- TASK REQUIREMENTS:
1. Retype the part of the Dolt index-costing post between "We are announcing" and "better query plans.", inclusive.
2. In the Dolt index-costing post, what does costing currently apply to in the initial release of table statistics?

Costing Index Scans

November 15, 2023

7 min read

Dolt is the first version controlled SQL database. We have made many correctness and performance improvements over the last couple of years. But one of the things we have never been good at are queries that need to adapt to underlying table data. We call these "costed" optimizations, because they depend on estimating the result counts of partial plans. To choose wisely in these scenarios, we need extra data structures that tell us about our index data structures. These are normally called table statistics, or histograms.

We are announcing the initial release of Dolt table statistics. A user can run ANALYZE TABLE <table list...> to collect statistics for tables, the statistics are not persisted on restart or refresh by default, and costing only applies to index decision making. Table statistics are limited but it's a start. Future releases will make statistics collection automatic and survive database restarts. At that point we will enable them by default, and costing will invisibly improve performance for all users just like in MySQL or Postgres.

Using Analyze to Cost Plans

We start with a simple example of how index costing can help us pick better query plans.

We make a quick table with two columns, two indexes, and 1,000 rows:

create table xy (
  x int,
  y int,
  z int,
  primary key (x),
  key(y, z)

- DATA PROVIDED:
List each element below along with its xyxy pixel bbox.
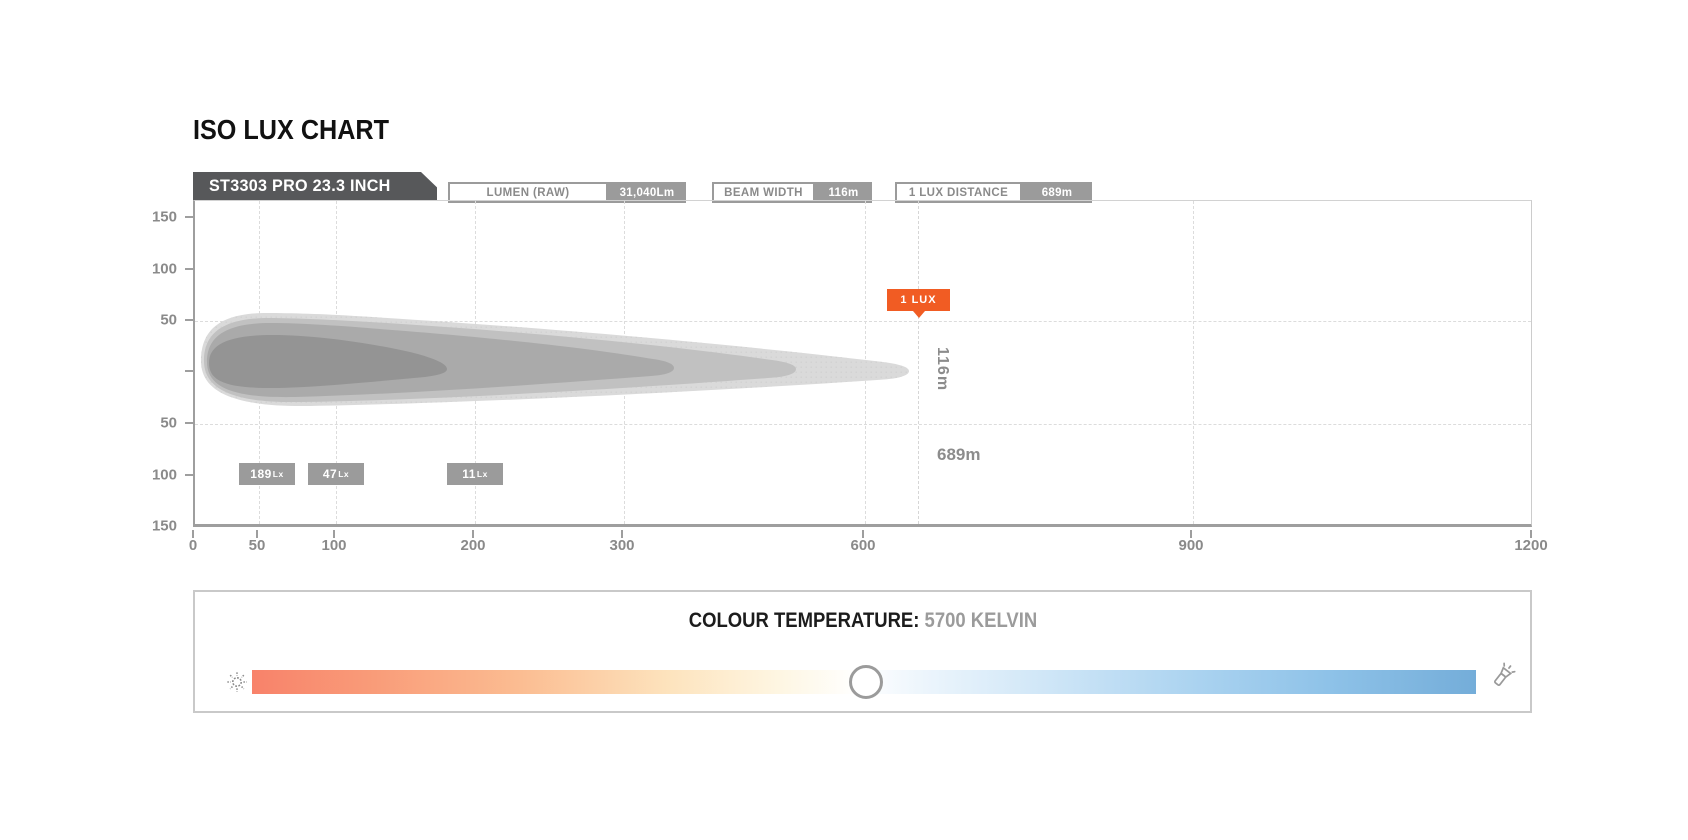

- LIST OF SOLUTIONS:
1.
We are announcing the initial release of Dolt table statistics. A user can run ANALYZE TABLE <table list...> to collect statistics for tables, the statistics are not persisted on restart or refresh by default, and costing only applies to index decision making. Table statistics are limited but it's a start. Future releases will make statistics collection automatic and survive database restarts. At that point we will enable them by default, and costing will invisibly improve performance for all users just like in MySQL or Postgres.

Using Analyze to Cost Plans

We start with a simple example of how index costing can help us pick better query plans.

2. Only to index decision making.